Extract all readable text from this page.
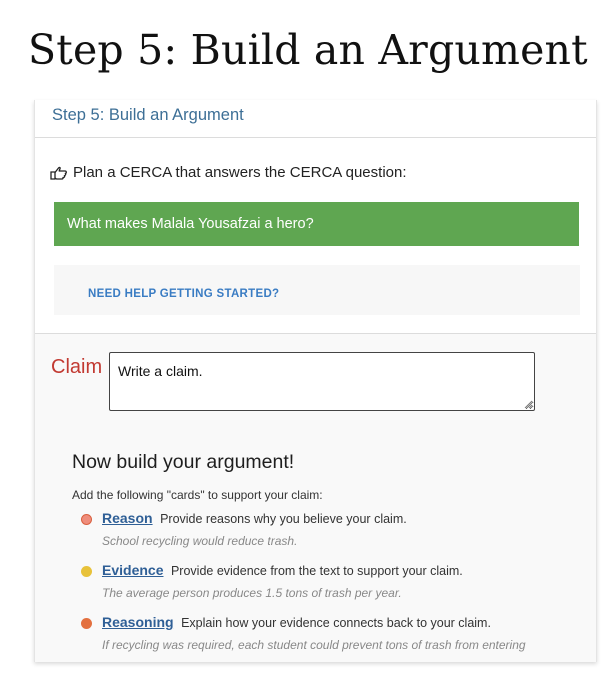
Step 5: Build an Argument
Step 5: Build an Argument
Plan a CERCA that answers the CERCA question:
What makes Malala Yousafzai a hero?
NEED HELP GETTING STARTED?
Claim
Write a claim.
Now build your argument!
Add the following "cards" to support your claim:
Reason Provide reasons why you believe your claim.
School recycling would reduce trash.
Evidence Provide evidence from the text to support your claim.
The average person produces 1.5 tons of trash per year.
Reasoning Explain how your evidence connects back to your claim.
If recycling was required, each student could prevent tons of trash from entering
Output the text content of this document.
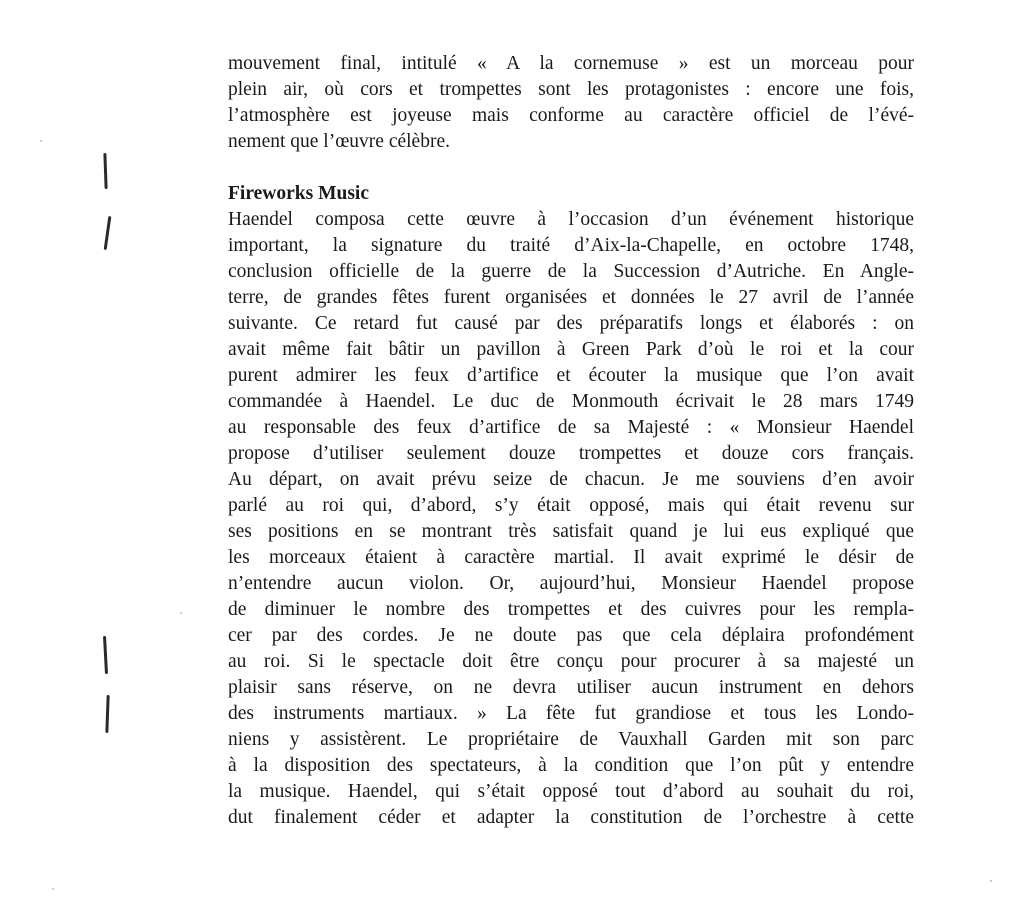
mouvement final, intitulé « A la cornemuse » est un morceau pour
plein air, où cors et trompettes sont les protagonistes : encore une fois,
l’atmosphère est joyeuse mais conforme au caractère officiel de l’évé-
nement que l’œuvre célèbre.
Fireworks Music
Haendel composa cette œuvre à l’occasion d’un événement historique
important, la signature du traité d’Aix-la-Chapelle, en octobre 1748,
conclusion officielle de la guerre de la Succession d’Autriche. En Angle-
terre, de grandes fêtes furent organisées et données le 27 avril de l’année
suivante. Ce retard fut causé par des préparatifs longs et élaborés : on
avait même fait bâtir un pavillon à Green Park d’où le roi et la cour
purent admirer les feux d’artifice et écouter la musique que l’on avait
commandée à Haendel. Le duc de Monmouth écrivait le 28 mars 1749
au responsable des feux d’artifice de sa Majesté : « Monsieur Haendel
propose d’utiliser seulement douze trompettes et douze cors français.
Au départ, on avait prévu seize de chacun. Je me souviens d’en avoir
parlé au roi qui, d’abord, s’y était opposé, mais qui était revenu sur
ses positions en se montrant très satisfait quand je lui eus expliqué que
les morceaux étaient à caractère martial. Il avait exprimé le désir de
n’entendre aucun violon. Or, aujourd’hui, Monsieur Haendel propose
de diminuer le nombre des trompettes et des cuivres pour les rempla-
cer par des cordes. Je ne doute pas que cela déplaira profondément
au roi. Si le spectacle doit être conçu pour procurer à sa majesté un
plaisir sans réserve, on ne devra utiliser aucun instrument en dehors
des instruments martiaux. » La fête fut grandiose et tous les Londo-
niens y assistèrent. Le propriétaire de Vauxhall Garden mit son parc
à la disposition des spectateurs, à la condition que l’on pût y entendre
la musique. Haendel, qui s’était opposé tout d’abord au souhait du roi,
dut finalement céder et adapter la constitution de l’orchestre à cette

→ What is needed
Extract the full listing above verbatim; pictures are to be left out of the copy.

→ Response to this task
Extract all readable text from this page.
Step 5: Build an Argument
Step 5: Build an Argument
Plan a CERCA that answers the CERCA question:
What makes Malala Yousafzai a hero?
NEED HELP GETTING STARTED?
Claim
Write a claim.
Now build your argument!
Add the following "cards" to support your claim:
Reason Provide reasons why you believe your claim.
School recycling would reduce trash.
Evidence Provide evidence from the text to support your claim.
The average person produces 1.5 tons of trash per year.
Reasoning Explain how your evidence connects back to your claim.
If recycling was required, each student could prevent tons of trash from entering
Output the text content of this document.
mouvement final, intitulé « A la cornemuse » est un morceau pour
plein air, où cors et trompettes sont les protagonistes : encore une fois,
l’atmosphère est joyeuse mais conforme au caractère officiel de l’évé-
nement que l’œuvre célèbre.
Fireworks Music
Haendel composa cette œuvre à l’occasion d’un événement historique
important, la signature du traité d’Aix-la-Chapelle, en octobre 1748,
conclusion officielle de la guerre de la Succession d’Autriche. En Angle-
terre, de grandes fêtes furent organisées et données le 27 avril de l’année
suivante. Ce retard fut causé par des préparatifs longs et élaborés : on
avait même fait bâtir un pavillon à Green Park d’où le roi et la cour
purent admirer les feux d’artifice et écouter la musique que l’on avait
commandée à Haendel. Le duc de Monmouth écrivait le 28 mars 1749
au responsable des feux d’artifice de sa Majesté : « Monsieur Haendel
propose d’utiliser seulement douze trompettes et douze cors français.
Au départ, on avait prévu seize de chacun. Je me souviens d’en avoir
parlé au roi qui, d’abord, s’y était opposé, mais qui était revenu sur
ses positions en se montrant très satisfait quand je lui eus expliqué que
les morceaux étaient à caractère martial. Il avait exprimé le désir de
n’entendre aucun violon. Or, aujourd’hui, Monsieur Haendel propose
de diminuer le nombre des trompettes et des cuivres pour les rempla-
cer par des cordes. Je ne doute pas que cela déplaira profondément
au roi. Si le spectacle doit être conçu pour procurer à sa majesté un
plaisir sans réserve, on ne devra utiliser aucun instrument en dehors
des instruments martiaux. » La fête fut grandiose et tous les Londo-
niens y assistèrent. Le propriétaire de Vauxhall Garden mit son parc
à la disposition des spectateurs, à la condition que l’on pût y entendre
la musique. Haendel, qui s’était opposé tout d’abord au souhait du roi,
dut finalement céder et adapter la constitution de l’orchestre à cette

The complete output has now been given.